Write out the entire listing below exactly as it appears, minus any pictures.

INPUT MATERIAL
====

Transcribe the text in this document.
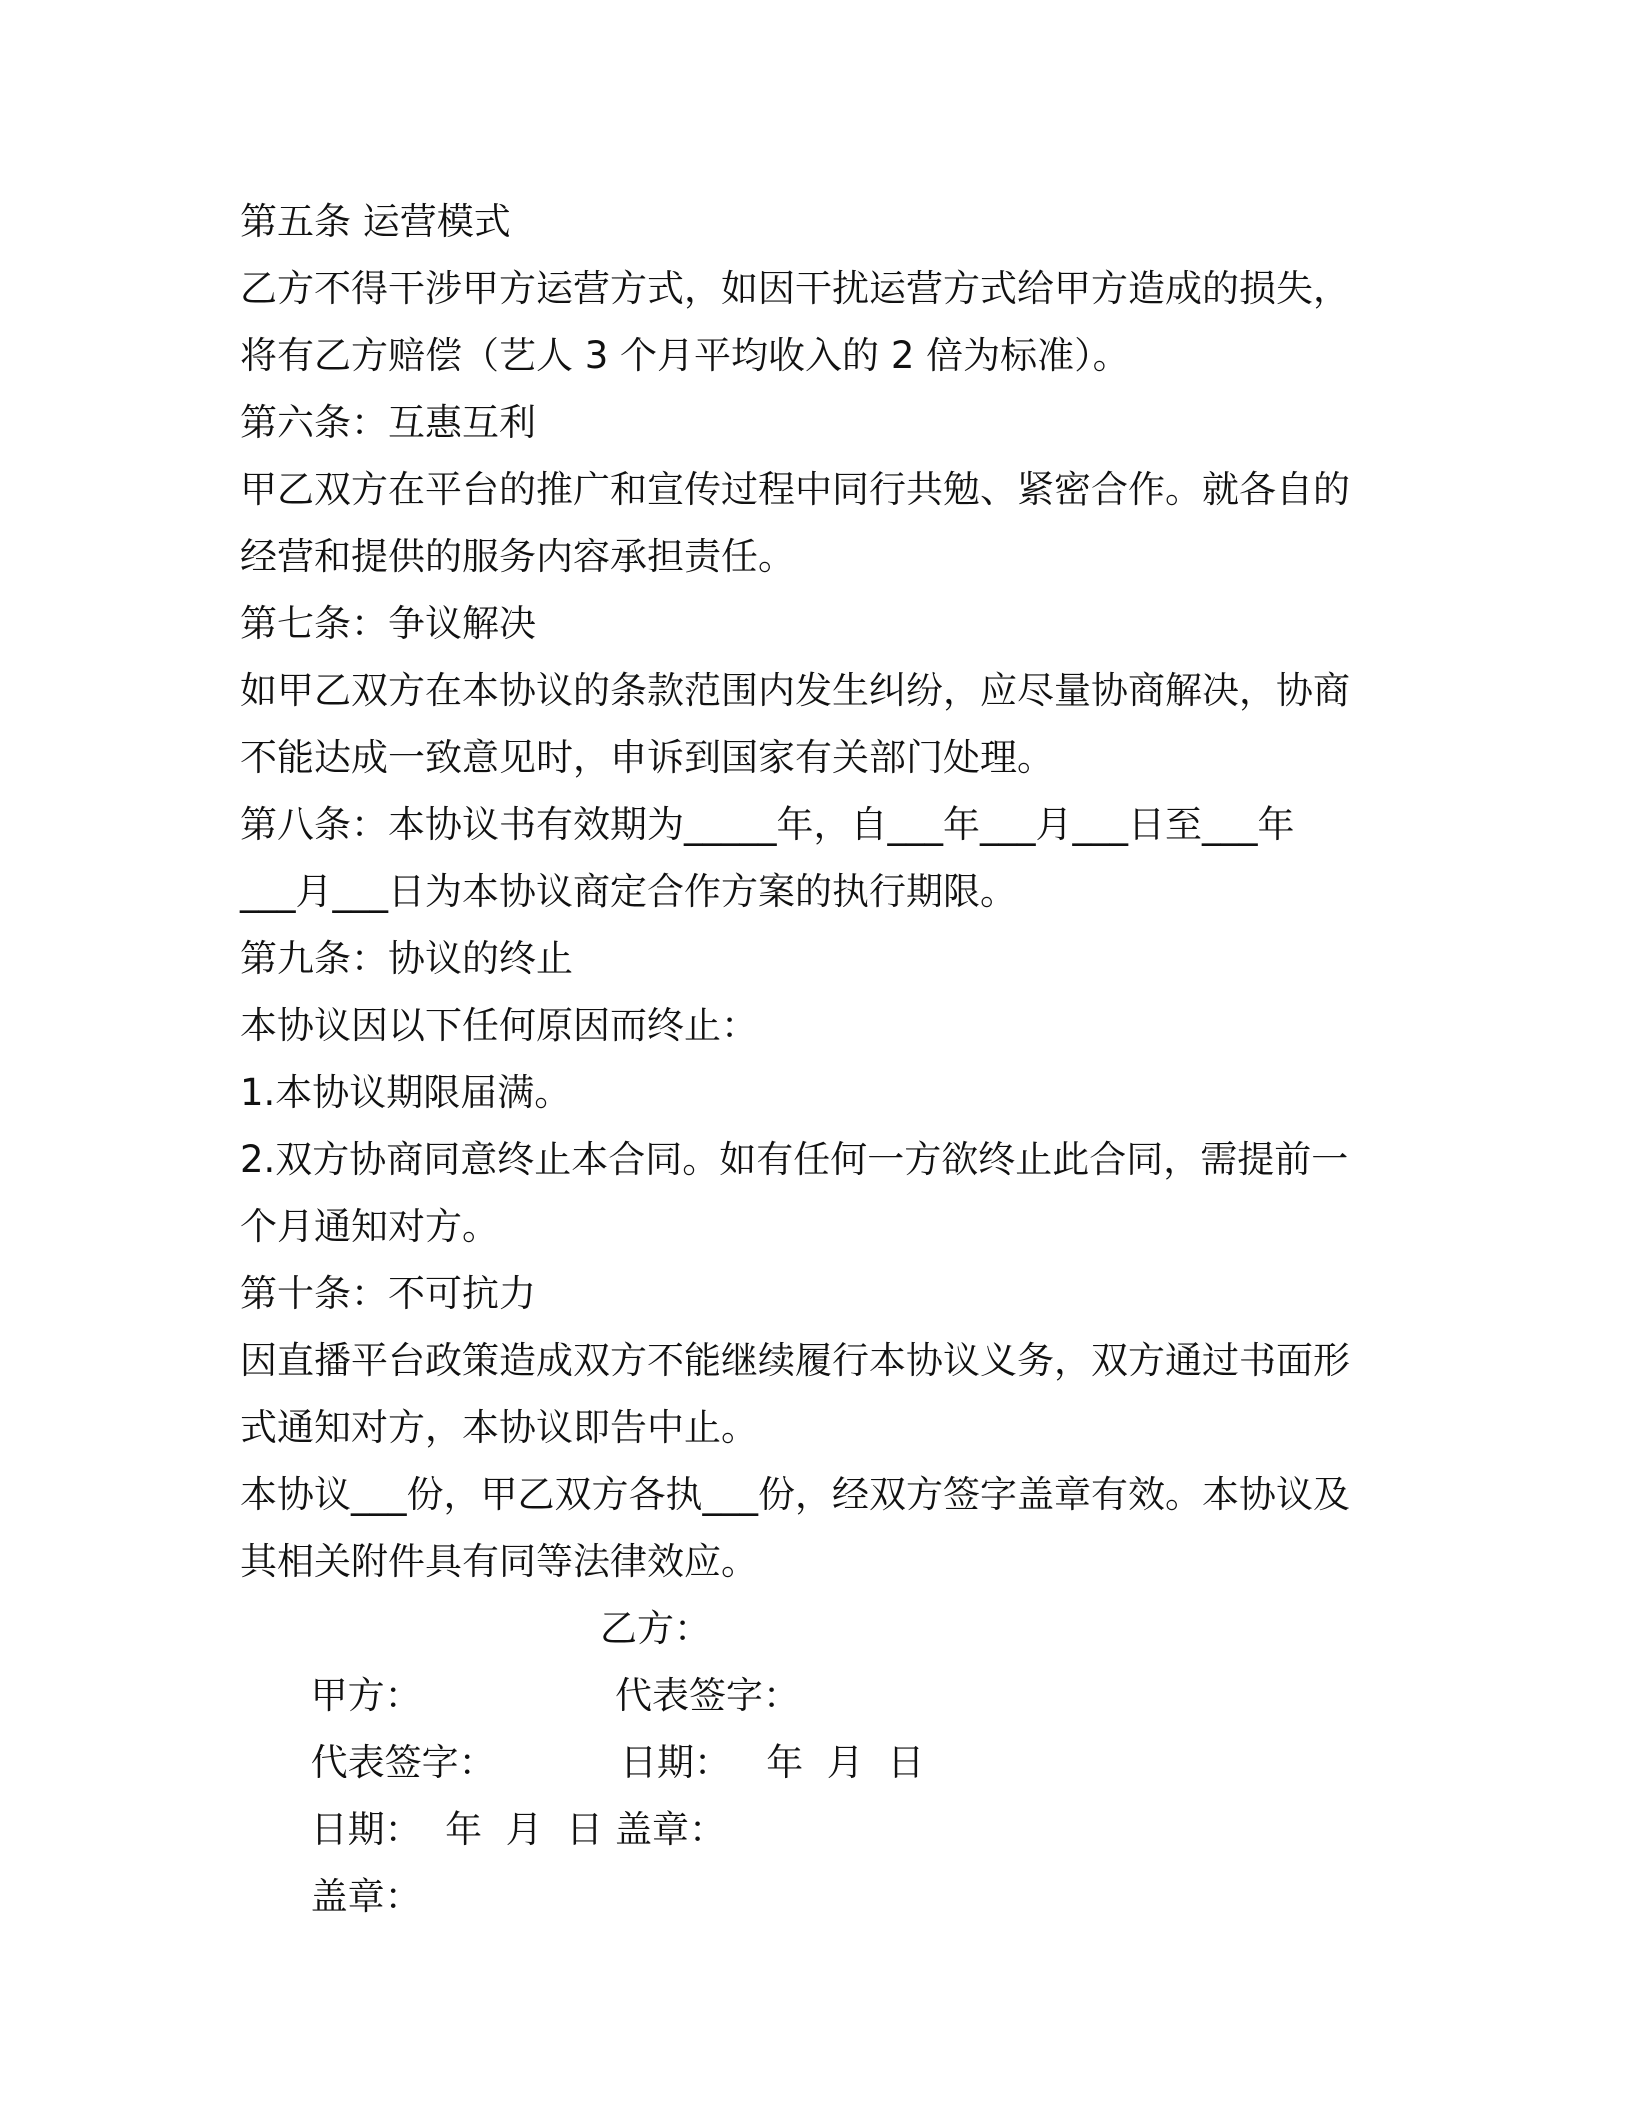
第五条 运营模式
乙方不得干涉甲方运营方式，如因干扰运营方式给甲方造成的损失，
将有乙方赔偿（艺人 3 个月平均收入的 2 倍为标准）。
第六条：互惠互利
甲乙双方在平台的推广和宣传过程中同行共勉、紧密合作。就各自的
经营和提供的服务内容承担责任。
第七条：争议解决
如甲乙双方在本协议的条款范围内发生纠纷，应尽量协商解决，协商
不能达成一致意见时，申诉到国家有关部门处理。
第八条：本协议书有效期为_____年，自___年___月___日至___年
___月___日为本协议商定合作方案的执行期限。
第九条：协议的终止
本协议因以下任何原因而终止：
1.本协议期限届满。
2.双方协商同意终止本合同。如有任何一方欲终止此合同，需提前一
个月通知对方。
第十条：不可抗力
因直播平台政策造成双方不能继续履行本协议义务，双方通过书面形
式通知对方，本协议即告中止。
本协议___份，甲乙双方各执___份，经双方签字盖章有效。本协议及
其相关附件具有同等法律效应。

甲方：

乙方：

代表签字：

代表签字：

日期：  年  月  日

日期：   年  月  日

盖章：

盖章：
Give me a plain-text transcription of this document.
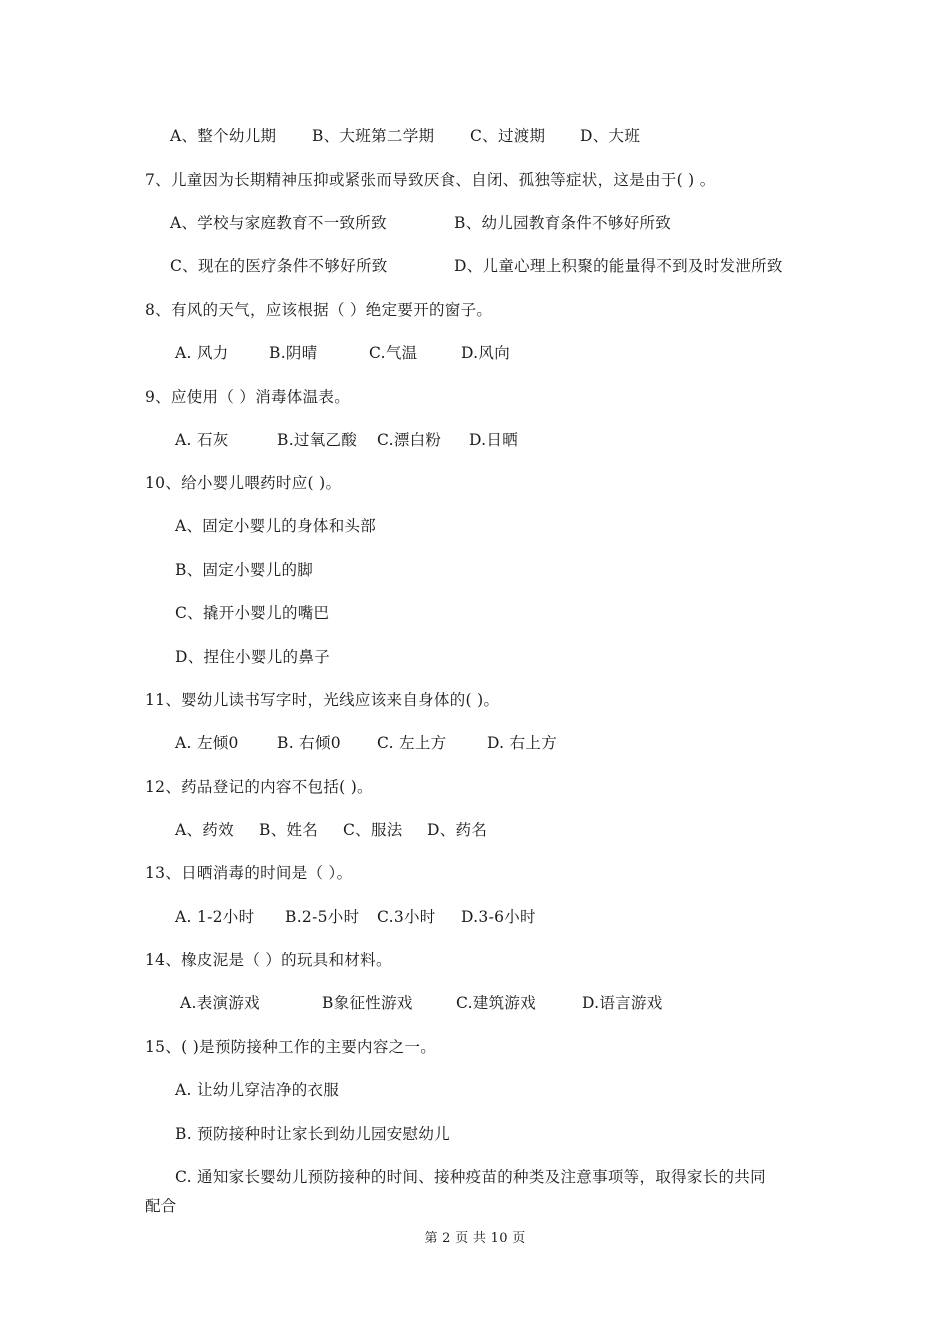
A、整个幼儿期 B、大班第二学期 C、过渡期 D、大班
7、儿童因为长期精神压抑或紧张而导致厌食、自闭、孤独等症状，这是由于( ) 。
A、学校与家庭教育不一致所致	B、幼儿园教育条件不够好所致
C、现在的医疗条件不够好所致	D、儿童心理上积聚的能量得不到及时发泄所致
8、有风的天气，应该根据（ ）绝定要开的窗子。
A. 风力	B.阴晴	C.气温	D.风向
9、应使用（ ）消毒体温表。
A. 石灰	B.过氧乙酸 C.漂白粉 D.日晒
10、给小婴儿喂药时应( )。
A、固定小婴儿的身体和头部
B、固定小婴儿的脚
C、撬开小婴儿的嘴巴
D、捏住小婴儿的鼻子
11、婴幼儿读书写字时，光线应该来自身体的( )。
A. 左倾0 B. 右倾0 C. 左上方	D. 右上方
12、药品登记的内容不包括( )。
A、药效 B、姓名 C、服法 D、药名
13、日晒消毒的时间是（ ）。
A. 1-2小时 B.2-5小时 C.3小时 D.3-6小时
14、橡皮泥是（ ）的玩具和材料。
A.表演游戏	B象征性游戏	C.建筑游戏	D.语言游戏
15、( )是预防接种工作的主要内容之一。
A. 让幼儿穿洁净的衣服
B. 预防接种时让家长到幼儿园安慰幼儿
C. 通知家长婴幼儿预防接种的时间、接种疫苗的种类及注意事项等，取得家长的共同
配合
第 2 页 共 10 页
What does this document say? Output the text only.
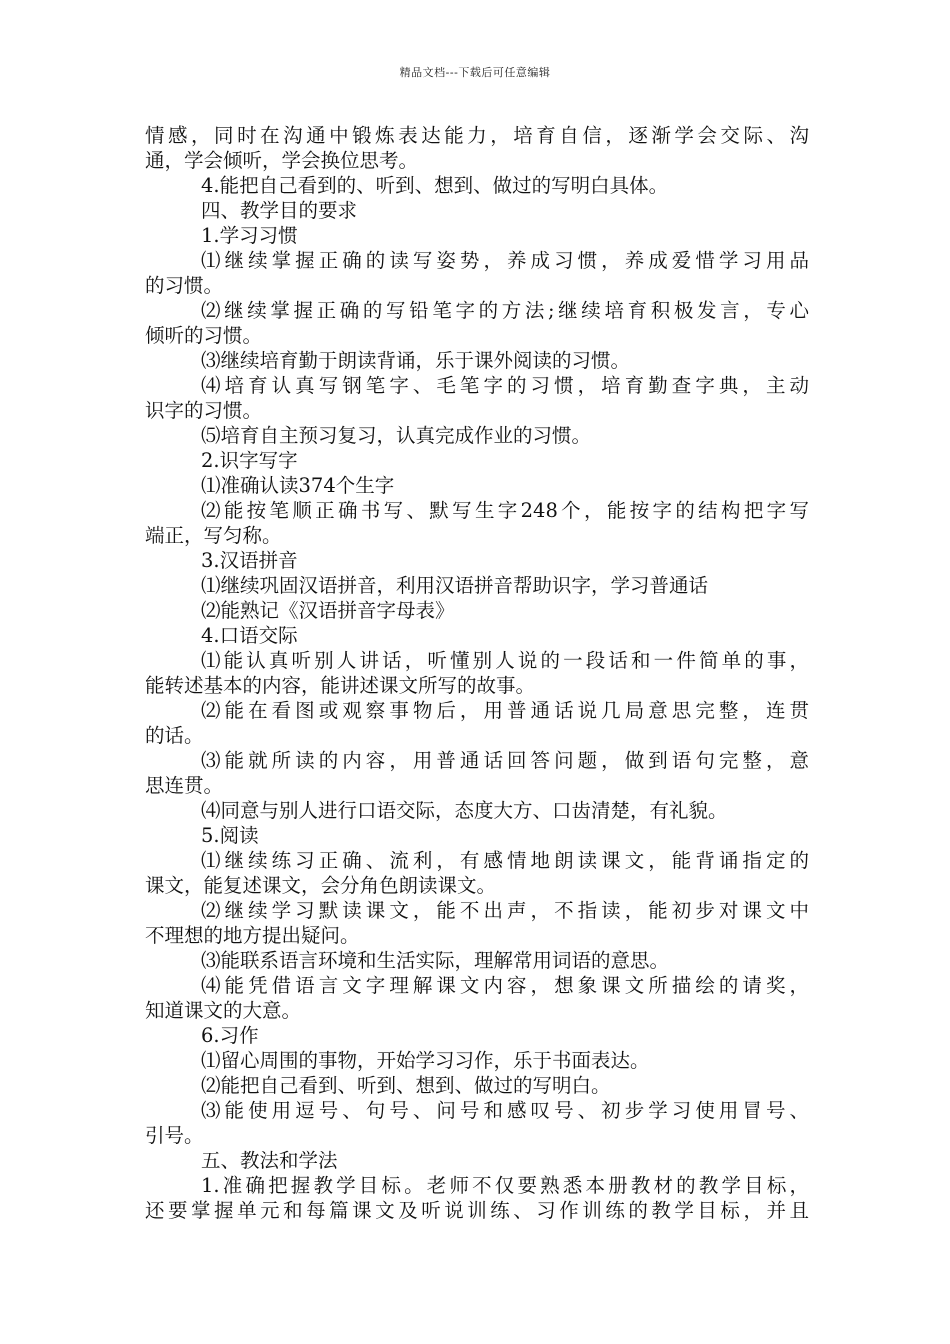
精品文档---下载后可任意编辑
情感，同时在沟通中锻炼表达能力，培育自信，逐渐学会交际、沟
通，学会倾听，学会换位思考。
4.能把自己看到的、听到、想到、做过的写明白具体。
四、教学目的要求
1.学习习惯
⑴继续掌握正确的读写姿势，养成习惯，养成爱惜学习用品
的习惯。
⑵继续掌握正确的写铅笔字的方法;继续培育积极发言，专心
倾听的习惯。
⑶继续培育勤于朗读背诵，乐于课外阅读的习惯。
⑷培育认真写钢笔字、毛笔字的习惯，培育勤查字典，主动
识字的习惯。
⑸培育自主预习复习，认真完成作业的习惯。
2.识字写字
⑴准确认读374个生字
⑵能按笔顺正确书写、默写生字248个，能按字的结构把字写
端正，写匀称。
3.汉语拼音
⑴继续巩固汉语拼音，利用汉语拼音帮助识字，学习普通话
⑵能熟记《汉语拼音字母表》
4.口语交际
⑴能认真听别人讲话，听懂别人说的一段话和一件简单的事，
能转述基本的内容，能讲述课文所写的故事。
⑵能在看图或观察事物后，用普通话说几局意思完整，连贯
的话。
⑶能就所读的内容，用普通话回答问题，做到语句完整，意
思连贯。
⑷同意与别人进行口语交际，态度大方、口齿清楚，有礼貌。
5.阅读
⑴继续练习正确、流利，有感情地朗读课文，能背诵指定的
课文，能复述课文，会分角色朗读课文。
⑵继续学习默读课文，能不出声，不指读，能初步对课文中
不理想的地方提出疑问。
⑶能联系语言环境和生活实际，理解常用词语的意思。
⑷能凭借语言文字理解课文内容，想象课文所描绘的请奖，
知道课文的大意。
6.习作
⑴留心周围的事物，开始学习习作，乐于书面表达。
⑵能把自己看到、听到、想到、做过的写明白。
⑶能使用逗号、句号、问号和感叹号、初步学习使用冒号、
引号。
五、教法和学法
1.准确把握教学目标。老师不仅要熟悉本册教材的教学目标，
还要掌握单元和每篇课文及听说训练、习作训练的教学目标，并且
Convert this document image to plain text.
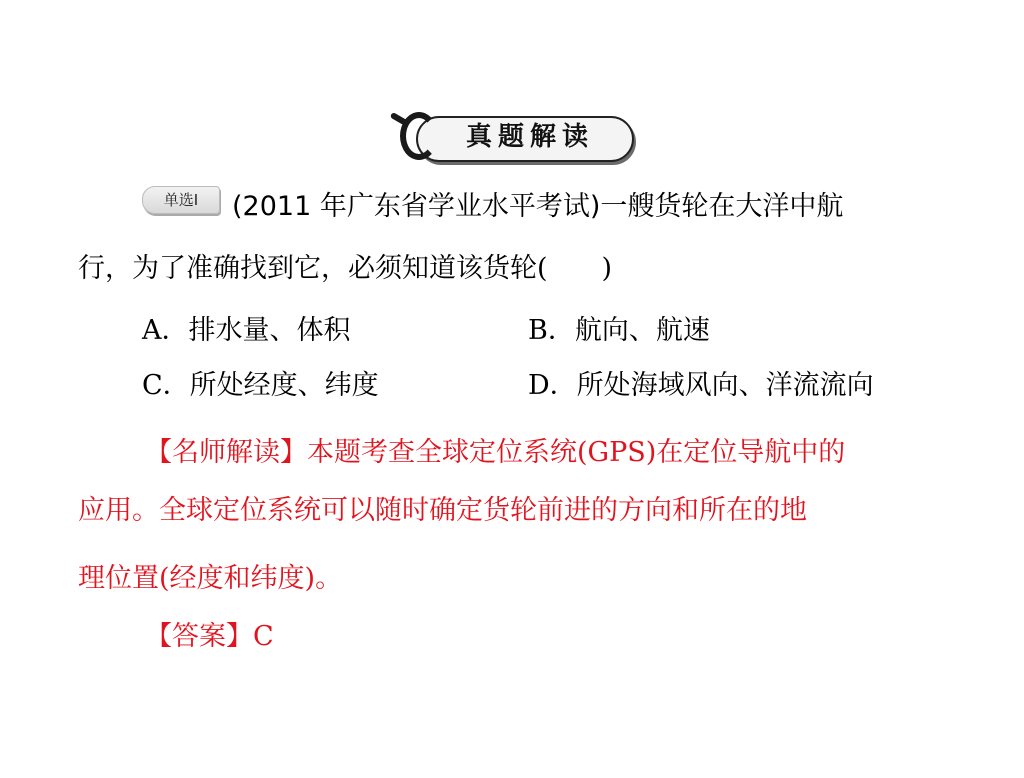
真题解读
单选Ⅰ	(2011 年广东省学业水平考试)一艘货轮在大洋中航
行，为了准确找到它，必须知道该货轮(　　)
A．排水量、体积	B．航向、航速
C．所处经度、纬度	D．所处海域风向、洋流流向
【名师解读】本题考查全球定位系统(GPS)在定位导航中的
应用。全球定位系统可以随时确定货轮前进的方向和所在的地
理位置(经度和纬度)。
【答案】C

====

ANSWER BELOW
Transcribe the text in this document.
第五条 运营模式
乙方不得干涉甲方运营方式，如因干扰运营方式给甲方造成的损失，
将有乙方赔偿（艺人 3 个月平均收入的 2 倍为标准）。
第六条：互惠互利
甲乙双方在平台的推广和宣传过程中同行共勉、紧密合作。就各自的
经营和提供的服务内容承担责任。
第七条：争议解决
如甲乙双方在本协议的条款范围内发生纠纷，应尽量协商解决，协商
不能达成一致意见时，申诉到国家有关部门处理。
第八条：本协议书有效期为_____年，自___年___月___日至___年
___月___日为本协议商定合作方案的执行期限。
第九条：协议的终止
本协议因以下任何原因而终止：
1.本协议期限届满。
2.双方协商同意终止本合同。如有任何一方欲终止此合同，需提前一
个月通知对方。
第十条：不可抗力
因直播平台政策造成双方不能继续履行本协议义务，双方通过书面形
式通知对方，本协议即告中止。
本协议___份，甲乙双方各执___份，经双方签字盖章有效。本协议及
其相关附件具有同等法律效应。

甲方：

乙方：

代表签字：

代表签字：

日期：  年  月  日

日期：   年  月  日

盖章：

盖章：
Give me a plain-text transcription of this document.
A、整个幼儿期 B、大班第二学期 C、过渡期 D、大班
7、儿童因为长期精神压抑或紧张而导致厌食、自闭、孤独等症状，这是由于( ) 。
A、学校与家庭教育不一致所致	B、幼儿园教育条件不够好所致
C、现在的医疗条件不够好所致	D、儿童心理上积聚的能量得不到及时发泄所致
8、有风的天气，应该根据（ ）绝定要开的窗子。
A. 风力	B.阴晴	C.气温	D.风向
9、应使用（ ）消毒体温表。
A. 石灰	B.过氧乙酸 C.漂白粉 D.日晒
10、给小婴儿喂药时应( )。
A、固定小婴儿的身体和头部
B、固定小婴儿的脚
C、撬开小婴儿的嘴巴
D、捏住小婴儿的鼻子
11、婴幼儿读书写字时，光线应该来自身体的( )。
A. 左倾0 B. 右倾0 C. 左上方	D. 右上方
12、药品登记的内容不包括( )。
A、药效 B、姓名 C、服法 D、药名
13、日晒消毒的时间是（ ）。
A. 1-2小时 B.2-5小时 C.3小时 D.3-6小时
14、橡皮泥是（ ）的玩具和材料。
A.表演游戏	B象征性游戏	C.建筑游戏	D.语言游戏
15、( )是预防接种工作的主要内容之一。
A. 让幼儿穿洁净的衣服
B. 预防接种时让家长到幼儿园安慰幼儿
C. 通知家长婴幼儿预防接种的时间、接种疫苗的种类及注意事项等，取得家长的共同
配合
第 2 页 共 10 页
What does this document say? Output the text only.
精品文档---下载后可任意编辑
情感，同时在沟通中锻炼表达能力，培育自信，逐渐学会交际、沟
通，学会倾听，学会换位思考。
4.能把自己看到的、听到、想到、做过的写明白具体。
四、教学目的要求
1.学习习惯
⑴继续掌握正确的读写姿势，养成习惯，养成爱惜学习用品
的习惯。
⑵继续掌握正确的写铅笔字的方法;继续培育积极发言，专心
倾听的习惯。
⑶继续培育勤于朗读背诵，乐于课外阅读的习惯。
⑷培育认真写钢笔字、毛笔字的习惯，培育勤查字典，主动
识字的习惯。
⑸培育自主预习复习，认真完成作业的习惯。
2.识字写字
⑴准确认读374个生字
⑵能按笔顺正确书写、默写生字248个，能按字的结构把字写
端正，写匀称。
3.汉语拼音
⑴继续巩固汉语拼音，利用汉语拼音帮助识字，学习普通话
⑵能熟记《汉语拼音字母表》
4.口语交际
⑴能认真听别人讲话，听懂别人说的一段话和一件简单的事，
能转述基本的内容，能讲述课文所写的故事。
⑵能在看图或观察事物后，用普通话说几局意思完整，连贯
的话。
⑶能就所读的内容，用普通话回答问题，做到语句完整，意
思连贯。
⑷同意与别人进行口语交际，态度大方、口齿清楚，有礼貌。
5.阅读
⑴继续练习正确、流利，有感情地朗读课文，能背诵指定的
课文，能复述课文，会分角色朗读课文。
⑵继续学习默读课文，能不出声，不指读，能初步对课文中
不理想的地方提出疑问。
⑶能联系语言环境和生活实际，理解常用词语的意思。
⑷能凭借语言文字理解课文内容，想象课文所描绘的请奖，
知道课文的大意。
6.习作
⑴留心周围的事物，开始学习习作，乐于书面表达。
⑵能把自己看到、听到、想到、做过的写明白。
⑶能使用逗号、句号、问号和感叹号、初步学习使用冒号、
引号。
五、教法和学法
1.准确把握教学目标。老师不仅要熟悉本册教材的教学目标，
还要掌握单元和每篇课文及听说训练、习作训练的教学目标，并且
Convert this document image to plain text.
真题解读
单选Ⅰ	(2011 年广东省学业水平考试)一艘货轮在大洋中航
行，为了准确找到它，必须知道该货轮(　　)
A．排水量、体积	B．航向、航速
C．所处经度、纬度	D．所处海域风向、洋流流向
【名师解读】本题考查全球定位系统(GPS)在定位导航中的
应用。全球定位系统可以随时确定货轮前进的方向和所在的地
理位置(经度和纬度)。
【答案】C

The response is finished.